• WORK REQUIRED:
Check each line of the entries. Copy the ones that contain the string "planförslaget".
EXERCISE INPUT: Begin
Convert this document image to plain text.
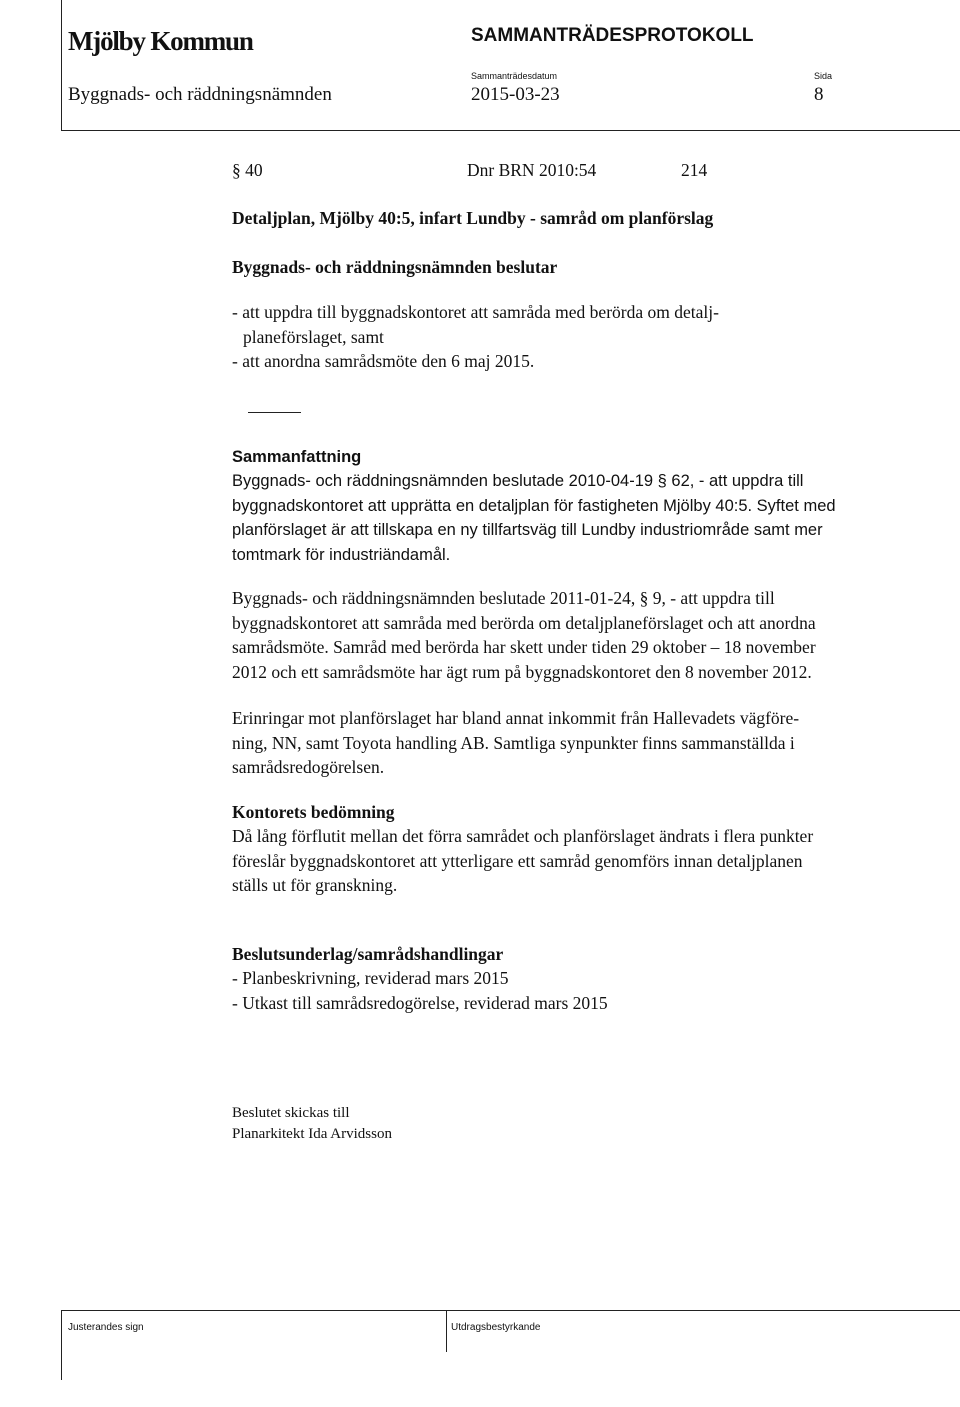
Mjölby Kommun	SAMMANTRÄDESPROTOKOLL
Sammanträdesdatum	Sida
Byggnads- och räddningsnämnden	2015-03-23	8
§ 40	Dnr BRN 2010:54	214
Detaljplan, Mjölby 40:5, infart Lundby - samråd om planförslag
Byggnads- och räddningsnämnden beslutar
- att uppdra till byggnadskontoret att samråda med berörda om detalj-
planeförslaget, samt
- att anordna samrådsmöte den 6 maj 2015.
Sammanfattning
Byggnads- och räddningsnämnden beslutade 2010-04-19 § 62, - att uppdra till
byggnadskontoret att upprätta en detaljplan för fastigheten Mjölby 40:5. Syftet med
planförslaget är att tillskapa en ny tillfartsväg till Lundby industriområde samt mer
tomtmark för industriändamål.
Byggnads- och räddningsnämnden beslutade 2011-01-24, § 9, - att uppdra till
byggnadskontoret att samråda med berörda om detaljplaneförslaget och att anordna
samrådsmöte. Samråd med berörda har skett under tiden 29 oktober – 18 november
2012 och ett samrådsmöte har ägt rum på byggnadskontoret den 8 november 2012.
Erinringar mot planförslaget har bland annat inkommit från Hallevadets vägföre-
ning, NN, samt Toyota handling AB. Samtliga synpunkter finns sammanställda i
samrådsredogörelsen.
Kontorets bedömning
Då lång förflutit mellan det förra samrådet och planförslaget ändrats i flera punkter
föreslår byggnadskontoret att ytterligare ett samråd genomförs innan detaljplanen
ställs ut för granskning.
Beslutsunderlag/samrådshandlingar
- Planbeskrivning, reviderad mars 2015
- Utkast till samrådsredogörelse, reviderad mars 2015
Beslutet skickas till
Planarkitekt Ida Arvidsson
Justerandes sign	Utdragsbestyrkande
EXERCISE INPUT: End
• COMPLETED EXERCISE:
planförslaget är att tillskapa en ny tillfartsväg till Lundby industriområde samt mer
Erinringar mot planförslaget har bland annat inkommit från Hallevadets vägföre-
Då lång förflutit mellan det förra samrådet och planförslaget ändrats i flera punkter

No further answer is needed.